[START TASK MATERIAL]

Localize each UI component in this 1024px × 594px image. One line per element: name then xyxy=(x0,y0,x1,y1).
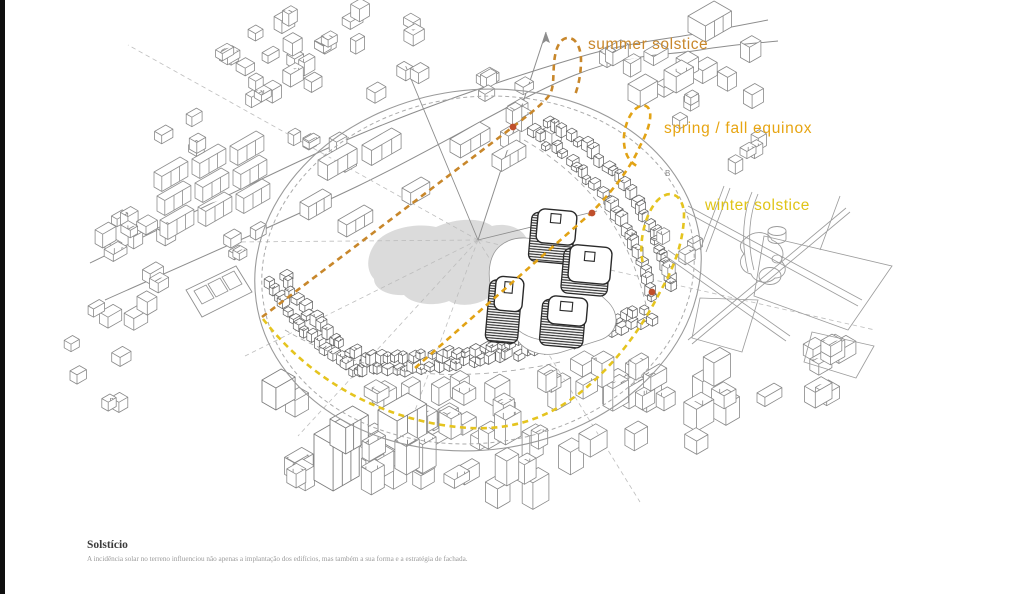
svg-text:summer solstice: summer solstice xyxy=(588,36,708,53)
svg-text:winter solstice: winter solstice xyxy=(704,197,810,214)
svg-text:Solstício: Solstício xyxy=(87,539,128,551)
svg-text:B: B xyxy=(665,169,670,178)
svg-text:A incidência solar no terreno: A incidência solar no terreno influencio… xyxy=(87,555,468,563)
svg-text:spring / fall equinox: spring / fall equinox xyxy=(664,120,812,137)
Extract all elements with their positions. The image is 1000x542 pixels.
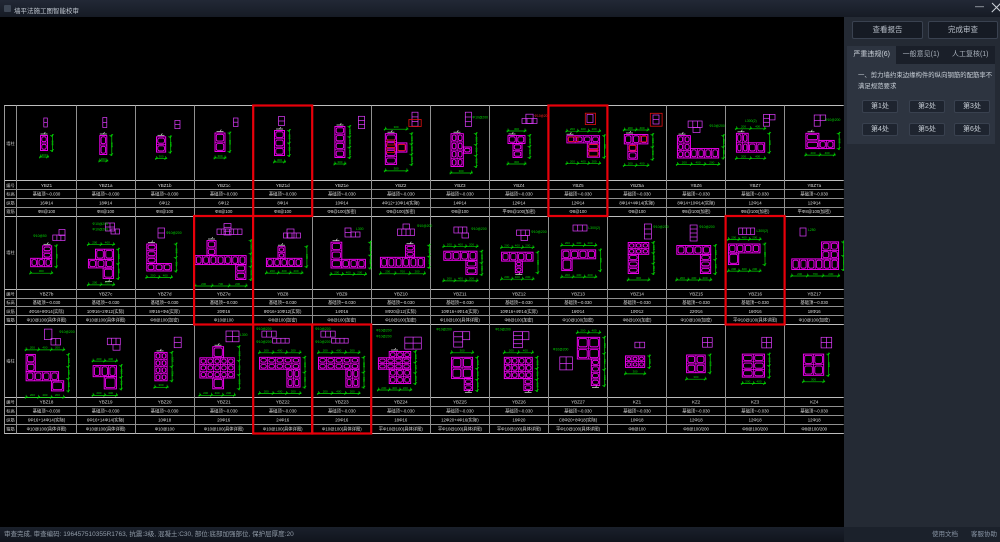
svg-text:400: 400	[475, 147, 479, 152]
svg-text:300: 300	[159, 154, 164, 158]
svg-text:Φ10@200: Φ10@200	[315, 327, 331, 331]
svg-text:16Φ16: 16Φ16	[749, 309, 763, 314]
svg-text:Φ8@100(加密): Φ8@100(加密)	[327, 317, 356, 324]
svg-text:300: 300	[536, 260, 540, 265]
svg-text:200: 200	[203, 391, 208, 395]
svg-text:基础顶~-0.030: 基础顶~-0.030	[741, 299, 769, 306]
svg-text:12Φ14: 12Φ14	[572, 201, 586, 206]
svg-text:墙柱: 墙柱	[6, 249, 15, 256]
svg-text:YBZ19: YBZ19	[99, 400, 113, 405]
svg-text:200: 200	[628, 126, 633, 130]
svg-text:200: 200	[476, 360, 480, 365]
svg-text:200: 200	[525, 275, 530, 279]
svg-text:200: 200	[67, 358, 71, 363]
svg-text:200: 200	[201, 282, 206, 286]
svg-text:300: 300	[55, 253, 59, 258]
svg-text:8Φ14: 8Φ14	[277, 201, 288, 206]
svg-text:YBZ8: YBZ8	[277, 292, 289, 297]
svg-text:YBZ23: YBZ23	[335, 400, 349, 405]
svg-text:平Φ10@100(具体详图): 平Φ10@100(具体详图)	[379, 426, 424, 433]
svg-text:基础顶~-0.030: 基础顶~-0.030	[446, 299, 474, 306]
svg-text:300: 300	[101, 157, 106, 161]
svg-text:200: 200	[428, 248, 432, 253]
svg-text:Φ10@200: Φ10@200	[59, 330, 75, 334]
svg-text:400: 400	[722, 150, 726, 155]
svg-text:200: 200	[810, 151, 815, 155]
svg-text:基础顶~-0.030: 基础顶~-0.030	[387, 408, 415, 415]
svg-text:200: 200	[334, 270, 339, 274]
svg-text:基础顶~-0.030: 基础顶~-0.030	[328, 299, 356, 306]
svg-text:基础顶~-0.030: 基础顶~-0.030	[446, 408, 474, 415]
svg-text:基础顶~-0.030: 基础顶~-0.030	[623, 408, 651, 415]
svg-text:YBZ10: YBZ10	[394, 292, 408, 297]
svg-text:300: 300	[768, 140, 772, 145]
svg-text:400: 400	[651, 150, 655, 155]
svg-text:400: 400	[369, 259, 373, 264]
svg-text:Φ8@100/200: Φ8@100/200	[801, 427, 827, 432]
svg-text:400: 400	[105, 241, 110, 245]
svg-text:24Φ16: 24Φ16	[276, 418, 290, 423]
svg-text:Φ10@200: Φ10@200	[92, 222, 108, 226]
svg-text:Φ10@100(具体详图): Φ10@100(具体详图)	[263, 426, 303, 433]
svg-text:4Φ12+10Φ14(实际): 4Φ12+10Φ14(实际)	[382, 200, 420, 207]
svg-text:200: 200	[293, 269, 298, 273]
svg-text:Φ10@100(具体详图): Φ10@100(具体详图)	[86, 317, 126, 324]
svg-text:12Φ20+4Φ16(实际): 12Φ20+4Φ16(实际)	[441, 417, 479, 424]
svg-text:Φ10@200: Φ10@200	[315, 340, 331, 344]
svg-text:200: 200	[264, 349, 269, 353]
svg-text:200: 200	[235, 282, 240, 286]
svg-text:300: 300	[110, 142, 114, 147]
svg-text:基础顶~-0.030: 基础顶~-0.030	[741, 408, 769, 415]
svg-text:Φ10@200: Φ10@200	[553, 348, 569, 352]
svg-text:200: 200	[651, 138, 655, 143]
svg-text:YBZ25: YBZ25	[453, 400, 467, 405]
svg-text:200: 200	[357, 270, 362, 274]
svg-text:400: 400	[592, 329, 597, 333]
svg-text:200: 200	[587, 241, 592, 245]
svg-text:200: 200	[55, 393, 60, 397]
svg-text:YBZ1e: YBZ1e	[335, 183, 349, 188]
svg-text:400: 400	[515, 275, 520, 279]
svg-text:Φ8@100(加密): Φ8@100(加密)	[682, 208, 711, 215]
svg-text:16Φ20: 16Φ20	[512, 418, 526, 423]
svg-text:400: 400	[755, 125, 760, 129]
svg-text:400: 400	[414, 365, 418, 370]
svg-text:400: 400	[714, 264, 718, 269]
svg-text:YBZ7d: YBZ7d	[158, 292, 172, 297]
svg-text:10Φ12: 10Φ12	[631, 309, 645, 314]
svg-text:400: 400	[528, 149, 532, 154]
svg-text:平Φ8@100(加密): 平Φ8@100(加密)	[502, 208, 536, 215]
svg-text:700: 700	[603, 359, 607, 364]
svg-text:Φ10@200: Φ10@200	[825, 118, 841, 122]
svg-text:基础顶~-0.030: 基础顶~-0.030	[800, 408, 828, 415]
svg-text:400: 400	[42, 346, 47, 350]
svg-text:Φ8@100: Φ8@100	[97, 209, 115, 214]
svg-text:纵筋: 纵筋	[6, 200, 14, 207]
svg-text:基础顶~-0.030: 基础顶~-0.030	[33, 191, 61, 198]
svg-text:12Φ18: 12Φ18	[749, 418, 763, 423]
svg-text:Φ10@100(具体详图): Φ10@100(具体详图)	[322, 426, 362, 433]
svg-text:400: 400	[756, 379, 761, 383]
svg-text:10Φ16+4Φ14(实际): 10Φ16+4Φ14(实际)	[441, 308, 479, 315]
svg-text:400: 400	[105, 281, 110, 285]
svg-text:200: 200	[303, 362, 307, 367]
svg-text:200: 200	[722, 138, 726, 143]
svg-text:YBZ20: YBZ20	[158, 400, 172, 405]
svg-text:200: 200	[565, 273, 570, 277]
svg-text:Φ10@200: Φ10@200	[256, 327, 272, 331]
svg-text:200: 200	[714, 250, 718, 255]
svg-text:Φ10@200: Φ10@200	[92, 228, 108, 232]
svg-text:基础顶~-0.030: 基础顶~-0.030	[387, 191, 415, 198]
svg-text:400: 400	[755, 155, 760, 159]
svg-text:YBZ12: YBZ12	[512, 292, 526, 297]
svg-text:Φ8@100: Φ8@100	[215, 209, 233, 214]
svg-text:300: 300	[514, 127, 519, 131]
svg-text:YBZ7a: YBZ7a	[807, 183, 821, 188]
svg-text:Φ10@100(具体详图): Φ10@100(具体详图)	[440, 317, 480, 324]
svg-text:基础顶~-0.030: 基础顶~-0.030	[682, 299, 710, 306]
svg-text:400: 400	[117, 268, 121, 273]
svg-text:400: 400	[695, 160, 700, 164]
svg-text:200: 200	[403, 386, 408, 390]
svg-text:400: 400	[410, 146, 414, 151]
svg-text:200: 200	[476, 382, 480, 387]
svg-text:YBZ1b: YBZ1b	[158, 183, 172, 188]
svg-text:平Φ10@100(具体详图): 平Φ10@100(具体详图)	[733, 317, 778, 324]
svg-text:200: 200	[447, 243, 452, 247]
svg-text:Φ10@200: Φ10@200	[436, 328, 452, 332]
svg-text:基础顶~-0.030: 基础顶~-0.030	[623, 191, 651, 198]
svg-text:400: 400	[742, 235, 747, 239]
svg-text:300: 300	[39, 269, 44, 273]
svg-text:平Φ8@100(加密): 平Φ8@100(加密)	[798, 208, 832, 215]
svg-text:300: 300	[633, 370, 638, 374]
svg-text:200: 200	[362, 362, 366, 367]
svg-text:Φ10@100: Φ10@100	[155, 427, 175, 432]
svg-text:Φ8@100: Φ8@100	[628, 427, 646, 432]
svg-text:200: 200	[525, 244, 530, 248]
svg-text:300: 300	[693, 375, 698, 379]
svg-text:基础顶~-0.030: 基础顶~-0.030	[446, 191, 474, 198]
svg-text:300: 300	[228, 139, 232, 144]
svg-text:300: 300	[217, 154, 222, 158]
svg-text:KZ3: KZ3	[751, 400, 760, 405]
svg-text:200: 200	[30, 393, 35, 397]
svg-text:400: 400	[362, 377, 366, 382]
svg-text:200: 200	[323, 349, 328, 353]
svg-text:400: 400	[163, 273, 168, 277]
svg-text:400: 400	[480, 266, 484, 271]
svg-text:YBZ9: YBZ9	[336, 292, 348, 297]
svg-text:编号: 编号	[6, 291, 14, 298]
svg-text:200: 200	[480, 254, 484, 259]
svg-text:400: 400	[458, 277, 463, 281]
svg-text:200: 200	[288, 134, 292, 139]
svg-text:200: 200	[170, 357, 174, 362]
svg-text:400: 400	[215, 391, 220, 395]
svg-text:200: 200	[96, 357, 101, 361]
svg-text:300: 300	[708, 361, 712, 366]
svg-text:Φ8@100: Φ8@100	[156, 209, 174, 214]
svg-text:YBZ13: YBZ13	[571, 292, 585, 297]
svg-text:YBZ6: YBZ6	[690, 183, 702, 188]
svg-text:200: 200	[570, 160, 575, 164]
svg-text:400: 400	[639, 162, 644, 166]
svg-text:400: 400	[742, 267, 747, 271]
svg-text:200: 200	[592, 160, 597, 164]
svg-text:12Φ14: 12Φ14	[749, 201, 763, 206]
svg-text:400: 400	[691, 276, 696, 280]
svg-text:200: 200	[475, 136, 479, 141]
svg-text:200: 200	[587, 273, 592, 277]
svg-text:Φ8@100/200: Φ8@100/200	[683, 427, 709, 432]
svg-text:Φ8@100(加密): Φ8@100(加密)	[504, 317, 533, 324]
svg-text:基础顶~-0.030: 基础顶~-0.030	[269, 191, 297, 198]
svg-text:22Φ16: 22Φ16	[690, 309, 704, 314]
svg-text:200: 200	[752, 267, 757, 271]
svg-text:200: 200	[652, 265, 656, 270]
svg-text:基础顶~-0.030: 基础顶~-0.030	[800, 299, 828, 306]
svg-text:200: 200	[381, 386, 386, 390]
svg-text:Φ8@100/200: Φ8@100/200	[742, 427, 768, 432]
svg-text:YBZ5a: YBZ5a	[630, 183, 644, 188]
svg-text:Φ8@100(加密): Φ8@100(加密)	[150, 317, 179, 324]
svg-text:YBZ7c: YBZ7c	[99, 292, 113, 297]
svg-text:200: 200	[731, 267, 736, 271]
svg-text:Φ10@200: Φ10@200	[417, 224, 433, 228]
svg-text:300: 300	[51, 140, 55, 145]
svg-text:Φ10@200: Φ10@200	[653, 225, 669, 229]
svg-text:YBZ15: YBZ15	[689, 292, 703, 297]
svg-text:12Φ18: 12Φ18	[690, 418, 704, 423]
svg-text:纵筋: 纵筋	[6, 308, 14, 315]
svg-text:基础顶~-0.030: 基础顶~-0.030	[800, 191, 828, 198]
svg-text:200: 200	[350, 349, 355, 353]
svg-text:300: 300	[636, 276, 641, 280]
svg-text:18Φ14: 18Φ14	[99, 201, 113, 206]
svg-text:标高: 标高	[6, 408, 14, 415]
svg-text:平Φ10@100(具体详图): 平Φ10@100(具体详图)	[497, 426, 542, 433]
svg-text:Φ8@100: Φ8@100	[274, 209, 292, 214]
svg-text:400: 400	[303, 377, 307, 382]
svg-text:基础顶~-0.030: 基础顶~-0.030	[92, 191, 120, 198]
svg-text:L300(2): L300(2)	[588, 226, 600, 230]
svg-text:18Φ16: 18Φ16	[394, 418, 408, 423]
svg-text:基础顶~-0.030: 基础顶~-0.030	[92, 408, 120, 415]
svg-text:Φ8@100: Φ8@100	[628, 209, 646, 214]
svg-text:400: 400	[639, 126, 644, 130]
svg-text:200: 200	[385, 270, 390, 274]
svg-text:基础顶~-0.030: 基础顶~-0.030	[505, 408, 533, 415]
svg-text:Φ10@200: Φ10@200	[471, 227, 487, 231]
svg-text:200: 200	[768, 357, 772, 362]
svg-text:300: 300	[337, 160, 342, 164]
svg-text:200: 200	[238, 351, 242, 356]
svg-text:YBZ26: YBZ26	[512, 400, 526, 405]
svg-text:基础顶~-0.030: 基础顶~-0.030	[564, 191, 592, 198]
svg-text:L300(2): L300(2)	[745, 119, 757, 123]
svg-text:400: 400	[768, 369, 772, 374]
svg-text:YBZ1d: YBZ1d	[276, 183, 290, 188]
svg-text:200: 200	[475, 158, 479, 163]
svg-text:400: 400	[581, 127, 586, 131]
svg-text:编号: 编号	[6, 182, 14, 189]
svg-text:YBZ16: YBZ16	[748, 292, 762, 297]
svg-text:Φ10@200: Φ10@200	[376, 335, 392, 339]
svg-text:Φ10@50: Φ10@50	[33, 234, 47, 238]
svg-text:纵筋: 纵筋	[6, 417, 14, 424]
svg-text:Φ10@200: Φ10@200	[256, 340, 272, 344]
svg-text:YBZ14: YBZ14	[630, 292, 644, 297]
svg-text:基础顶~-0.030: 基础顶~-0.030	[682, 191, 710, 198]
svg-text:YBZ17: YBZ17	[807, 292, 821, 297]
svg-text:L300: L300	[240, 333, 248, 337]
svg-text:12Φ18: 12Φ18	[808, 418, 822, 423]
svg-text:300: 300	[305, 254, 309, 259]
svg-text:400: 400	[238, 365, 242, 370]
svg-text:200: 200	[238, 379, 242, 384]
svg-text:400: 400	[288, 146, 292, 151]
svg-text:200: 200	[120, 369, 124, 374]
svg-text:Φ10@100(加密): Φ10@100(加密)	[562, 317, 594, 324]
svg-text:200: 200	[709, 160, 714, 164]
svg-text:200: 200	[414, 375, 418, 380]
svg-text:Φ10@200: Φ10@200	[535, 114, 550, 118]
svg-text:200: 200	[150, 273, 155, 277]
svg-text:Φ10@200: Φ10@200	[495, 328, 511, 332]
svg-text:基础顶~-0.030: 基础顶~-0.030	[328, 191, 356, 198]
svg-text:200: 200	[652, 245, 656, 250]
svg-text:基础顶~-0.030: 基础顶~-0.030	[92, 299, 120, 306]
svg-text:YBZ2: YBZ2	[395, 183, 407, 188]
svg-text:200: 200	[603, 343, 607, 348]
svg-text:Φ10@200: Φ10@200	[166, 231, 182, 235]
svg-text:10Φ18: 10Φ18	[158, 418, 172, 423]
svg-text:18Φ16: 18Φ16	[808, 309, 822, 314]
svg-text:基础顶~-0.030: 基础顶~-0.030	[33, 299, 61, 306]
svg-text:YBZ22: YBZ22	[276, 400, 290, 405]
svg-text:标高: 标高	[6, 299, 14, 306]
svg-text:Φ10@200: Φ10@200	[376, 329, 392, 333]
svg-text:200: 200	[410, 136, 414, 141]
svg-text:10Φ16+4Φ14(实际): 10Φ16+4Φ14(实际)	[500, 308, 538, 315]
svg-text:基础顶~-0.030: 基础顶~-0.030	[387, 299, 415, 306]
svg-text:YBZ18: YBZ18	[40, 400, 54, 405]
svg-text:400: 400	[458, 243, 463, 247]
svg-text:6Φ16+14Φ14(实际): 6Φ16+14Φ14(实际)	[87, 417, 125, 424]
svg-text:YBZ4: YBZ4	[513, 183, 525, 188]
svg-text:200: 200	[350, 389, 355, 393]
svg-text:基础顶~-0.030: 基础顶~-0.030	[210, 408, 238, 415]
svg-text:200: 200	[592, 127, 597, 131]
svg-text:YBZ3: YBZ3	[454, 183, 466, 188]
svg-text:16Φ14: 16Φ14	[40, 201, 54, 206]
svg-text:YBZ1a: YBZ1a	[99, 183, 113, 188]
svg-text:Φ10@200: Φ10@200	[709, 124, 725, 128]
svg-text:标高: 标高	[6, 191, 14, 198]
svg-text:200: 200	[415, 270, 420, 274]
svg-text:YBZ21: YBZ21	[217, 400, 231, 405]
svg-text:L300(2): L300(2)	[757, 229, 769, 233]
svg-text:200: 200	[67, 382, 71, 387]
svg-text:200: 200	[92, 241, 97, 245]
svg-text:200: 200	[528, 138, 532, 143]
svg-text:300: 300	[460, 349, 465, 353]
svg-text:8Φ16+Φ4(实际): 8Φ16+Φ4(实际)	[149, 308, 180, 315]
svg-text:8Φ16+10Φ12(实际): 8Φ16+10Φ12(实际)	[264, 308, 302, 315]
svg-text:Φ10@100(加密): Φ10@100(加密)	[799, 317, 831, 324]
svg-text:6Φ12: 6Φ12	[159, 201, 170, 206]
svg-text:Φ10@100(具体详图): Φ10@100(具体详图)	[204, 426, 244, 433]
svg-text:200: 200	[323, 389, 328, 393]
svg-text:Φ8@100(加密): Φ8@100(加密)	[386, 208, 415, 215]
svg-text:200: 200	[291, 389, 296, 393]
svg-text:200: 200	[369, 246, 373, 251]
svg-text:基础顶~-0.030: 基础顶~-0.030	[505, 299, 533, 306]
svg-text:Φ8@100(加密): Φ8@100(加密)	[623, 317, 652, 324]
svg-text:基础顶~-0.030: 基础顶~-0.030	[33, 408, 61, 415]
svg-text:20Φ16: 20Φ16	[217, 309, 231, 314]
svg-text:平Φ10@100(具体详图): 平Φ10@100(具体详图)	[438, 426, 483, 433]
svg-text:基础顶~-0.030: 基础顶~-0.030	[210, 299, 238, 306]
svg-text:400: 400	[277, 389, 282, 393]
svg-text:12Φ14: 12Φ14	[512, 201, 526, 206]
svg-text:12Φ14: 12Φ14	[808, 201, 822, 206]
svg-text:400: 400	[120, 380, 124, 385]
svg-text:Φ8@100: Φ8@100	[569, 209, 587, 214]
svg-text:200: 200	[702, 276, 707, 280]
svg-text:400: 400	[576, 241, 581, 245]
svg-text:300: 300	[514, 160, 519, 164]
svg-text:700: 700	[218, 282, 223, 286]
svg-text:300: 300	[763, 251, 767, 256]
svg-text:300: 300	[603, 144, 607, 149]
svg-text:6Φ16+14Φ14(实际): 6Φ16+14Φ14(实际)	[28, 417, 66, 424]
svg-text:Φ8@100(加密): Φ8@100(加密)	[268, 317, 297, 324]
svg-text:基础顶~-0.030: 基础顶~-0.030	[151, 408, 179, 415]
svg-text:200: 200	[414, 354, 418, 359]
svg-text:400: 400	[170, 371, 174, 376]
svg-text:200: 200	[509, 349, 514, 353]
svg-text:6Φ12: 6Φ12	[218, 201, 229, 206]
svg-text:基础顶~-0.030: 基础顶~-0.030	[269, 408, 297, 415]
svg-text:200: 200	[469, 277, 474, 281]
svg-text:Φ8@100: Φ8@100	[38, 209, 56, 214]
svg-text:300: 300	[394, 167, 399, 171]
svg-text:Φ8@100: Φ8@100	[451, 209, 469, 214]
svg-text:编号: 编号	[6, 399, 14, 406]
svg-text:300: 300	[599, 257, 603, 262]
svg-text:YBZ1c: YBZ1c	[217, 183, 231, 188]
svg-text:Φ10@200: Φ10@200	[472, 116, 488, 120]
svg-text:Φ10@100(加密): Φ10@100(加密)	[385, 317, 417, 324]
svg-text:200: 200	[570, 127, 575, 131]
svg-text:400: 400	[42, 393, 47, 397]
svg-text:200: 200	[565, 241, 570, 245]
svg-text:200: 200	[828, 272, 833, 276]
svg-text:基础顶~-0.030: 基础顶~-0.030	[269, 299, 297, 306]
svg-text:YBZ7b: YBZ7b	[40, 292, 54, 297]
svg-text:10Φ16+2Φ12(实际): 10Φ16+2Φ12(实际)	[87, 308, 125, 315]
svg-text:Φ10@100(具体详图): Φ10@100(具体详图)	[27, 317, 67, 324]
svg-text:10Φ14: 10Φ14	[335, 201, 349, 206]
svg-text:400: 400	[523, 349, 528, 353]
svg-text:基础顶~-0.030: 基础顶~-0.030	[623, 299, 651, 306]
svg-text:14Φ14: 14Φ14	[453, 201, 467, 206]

[END TASK MATERIAL]

Reproduce verbatim the lines of the data listing, starting at the line that contains "147, 479, 152]" and ending at the line that contains "391, 208, 395]", with both of those lines included.

svg-text:400: 400	[475, 147, 479, 152]
svg-text:300: 300	[159, 154, 164, 158]
svg-text:Φ10@200: Φ10@200	[315, 327, 331, 331]
svg-text:16Φ16: 16Φ16	[749, 309, 763, 314]
svg-text:Φ8@100(加密): Φ8@100(加密)	[327, 317, 356, 324]
svg-text:300: 300	[536, 260, 540, 265]
svg-text:200: 200	[203, 391, 208, 395]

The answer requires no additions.